## PASSAGE
--------------------------------------------------
The RTA funds are generated by a half-cent excise tax, which is collected from the RTA’s special taxing district within Pima County. This special taxing district was established by the state Legislature in 2004, so the RTA could develop a regional transportation plan that could be funded by taxes collected from this district. In May 2006, voters approved the RTA’s 20-year plan and the half-cent excise tax to fund it.

To-date, the RTA has invested over $1 billion in regional transportation projects from this tax, which continues through June 2026.

In anticipation of the tax expiration date, the RTA has established a 35-member citizens advisory committee to help in the development of an RTA continuation plan. 

The RTA board will determine a future date to ask voters to consider the continuation plan and an extension of the district’s half-cent excise tax. 

The committee, which has diverse representatives from across the region, carries the important role of helping the RTA validate regional transportation priorities and recommending priority projects to be funded. This will include an extensive public involvement process.
--------------------------------------------------
## ASSIGNMENT 1
Repeat the portion of the RTA passage between "The RTA funds" and "half-cent excise tax.", inclusive.
## ASSIGNMENT 2
Turn the paragraph of the RTA passage that begins "The RTA funds are generated" into a short list that keeps its main facts.

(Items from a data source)
--------------------------------------------------
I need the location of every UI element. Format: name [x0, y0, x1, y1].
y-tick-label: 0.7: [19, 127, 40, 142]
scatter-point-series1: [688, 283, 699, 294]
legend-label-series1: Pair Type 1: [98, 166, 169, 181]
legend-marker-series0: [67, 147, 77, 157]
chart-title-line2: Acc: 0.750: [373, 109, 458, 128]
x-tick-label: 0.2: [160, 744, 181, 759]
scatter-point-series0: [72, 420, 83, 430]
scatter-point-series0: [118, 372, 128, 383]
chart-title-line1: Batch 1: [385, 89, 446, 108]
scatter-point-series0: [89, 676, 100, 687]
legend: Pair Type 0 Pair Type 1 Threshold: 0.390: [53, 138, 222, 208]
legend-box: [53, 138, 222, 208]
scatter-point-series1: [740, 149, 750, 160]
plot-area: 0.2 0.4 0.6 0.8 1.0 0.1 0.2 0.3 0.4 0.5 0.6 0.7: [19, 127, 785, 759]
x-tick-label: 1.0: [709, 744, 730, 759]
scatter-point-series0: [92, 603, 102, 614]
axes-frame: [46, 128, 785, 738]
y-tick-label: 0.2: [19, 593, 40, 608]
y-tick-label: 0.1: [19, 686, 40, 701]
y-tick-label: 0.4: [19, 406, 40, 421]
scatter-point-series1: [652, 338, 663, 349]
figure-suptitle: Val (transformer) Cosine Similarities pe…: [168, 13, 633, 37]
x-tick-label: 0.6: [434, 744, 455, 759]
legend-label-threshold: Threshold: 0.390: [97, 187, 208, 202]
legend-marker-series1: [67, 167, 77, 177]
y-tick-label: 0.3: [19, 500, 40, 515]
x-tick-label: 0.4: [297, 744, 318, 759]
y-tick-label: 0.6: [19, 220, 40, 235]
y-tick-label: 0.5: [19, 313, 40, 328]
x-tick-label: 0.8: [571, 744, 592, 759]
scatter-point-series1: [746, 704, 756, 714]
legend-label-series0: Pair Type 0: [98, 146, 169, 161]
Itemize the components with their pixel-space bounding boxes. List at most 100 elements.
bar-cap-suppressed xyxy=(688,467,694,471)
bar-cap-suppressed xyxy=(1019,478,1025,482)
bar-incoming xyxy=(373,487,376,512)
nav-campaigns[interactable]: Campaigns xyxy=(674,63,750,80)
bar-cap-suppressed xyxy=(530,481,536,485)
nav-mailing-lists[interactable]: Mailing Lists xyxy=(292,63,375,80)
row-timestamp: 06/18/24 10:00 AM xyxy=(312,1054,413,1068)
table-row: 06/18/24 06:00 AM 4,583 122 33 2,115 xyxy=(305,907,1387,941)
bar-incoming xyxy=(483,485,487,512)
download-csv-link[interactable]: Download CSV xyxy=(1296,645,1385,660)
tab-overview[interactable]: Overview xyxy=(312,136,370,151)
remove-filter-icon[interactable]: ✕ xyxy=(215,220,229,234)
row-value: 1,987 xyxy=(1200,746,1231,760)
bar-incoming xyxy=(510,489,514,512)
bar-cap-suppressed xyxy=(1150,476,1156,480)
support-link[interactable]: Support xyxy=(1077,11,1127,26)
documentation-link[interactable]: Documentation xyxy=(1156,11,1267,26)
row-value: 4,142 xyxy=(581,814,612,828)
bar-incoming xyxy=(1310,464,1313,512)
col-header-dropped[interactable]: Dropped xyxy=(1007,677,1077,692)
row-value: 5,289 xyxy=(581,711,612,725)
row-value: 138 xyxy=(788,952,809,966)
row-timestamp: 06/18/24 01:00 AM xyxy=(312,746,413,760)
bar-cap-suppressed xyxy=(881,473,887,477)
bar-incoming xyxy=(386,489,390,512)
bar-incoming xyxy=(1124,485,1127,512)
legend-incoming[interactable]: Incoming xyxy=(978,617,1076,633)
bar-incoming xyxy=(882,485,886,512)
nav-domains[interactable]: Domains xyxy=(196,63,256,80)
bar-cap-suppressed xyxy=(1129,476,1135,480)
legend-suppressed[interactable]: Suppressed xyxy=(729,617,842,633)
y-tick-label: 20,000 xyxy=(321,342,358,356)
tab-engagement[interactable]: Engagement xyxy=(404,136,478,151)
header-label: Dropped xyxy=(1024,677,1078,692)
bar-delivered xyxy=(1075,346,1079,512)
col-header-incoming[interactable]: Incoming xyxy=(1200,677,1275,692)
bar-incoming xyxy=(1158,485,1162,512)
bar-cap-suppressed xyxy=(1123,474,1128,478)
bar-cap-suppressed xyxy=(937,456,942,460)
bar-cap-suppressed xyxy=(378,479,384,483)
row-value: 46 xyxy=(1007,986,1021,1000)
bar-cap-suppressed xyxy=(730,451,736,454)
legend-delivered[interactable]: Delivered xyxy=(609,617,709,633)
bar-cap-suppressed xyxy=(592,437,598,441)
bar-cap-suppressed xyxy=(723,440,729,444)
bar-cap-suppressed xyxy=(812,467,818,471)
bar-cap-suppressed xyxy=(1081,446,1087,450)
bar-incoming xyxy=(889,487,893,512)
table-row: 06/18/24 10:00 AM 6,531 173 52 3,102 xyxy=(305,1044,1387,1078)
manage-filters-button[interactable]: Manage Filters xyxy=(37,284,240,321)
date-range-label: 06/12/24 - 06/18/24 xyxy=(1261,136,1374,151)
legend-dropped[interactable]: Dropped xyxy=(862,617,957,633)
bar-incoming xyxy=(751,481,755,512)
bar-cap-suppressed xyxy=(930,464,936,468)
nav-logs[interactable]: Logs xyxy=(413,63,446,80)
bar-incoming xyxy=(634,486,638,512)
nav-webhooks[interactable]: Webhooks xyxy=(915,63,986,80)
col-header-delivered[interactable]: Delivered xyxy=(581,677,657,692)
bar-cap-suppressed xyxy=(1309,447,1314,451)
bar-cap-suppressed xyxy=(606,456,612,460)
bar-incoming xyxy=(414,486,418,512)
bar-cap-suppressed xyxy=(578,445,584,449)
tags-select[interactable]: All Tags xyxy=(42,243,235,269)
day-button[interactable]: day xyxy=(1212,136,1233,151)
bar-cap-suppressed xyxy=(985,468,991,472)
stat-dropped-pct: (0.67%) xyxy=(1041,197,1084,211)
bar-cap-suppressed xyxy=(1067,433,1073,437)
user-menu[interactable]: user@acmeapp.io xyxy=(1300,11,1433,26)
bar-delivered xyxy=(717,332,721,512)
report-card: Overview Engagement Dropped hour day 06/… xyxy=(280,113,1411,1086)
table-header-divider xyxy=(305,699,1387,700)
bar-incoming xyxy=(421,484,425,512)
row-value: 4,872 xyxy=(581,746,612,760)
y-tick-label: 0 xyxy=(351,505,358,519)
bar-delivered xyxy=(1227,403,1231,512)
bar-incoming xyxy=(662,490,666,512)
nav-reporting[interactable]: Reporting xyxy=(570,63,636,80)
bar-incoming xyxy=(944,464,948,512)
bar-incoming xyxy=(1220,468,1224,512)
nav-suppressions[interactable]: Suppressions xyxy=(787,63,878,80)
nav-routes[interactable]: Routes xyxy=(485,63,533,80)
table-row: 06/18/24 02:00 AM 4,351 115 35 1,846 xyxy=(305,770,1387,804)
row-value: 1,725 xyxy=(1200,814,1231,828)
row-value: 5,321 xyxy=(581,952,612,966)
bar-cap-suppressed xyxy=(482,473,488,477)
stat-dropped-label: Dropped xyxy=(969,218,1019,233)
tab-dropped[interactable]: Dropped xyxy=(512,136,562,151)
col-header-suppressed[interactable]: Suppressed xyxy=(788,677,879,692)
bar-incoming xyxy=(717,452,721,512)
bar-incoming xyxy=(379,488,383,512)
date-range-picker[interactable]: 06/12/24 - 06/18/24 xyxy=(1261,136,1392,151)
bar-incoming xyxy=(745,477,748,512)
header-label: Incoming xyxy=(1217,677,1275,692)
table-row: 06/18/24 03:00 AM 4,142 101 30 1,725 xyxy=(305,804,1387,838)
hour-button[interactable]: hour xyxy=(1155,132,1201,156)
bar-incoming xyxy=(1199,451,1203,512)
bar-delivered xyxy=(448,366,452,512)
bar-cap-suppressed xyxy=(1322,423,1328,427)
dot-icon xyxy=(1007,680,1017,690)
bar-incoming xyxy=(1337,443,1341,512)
--------------------------------------------------
## WORKED SOLUTION 1
The RTA funds are generated by a half-cent excise tax, which is collected from the RTA’s special taxing district within Pima County. This special taxing district was established by the state Legislature in 2004, so the RTA could develop a regional transportation plan that could be funded by taxes collected from this district. In May 2006, voters approved the RTA’s 20-year plan and the half-cent excise tax to fund it.

To-date, the RTA has invested over $1 billion in regional transportation projects from this tax, which continues through June 2026.

In anticipation of the tax expiration date, the RTA has established a 35-member citizens advisory committee to help in the development of an RTA continuation plan. 

The RTA board will determine a future date to ask voters to consider the continuation plan and an extension of the district’s half-cent excise tax.

## WORKED SOLUTION 2
- RTA funds come from a half-cent excise tax collected in the RTA's special taxing district within Pima County.
- The state Legislature created the district in 2004 so the RTA could develop a regional transportation plan funded by the district's taxes.
- In May 2006, voters approved the RTA's 20-year plan and the tax to fund it.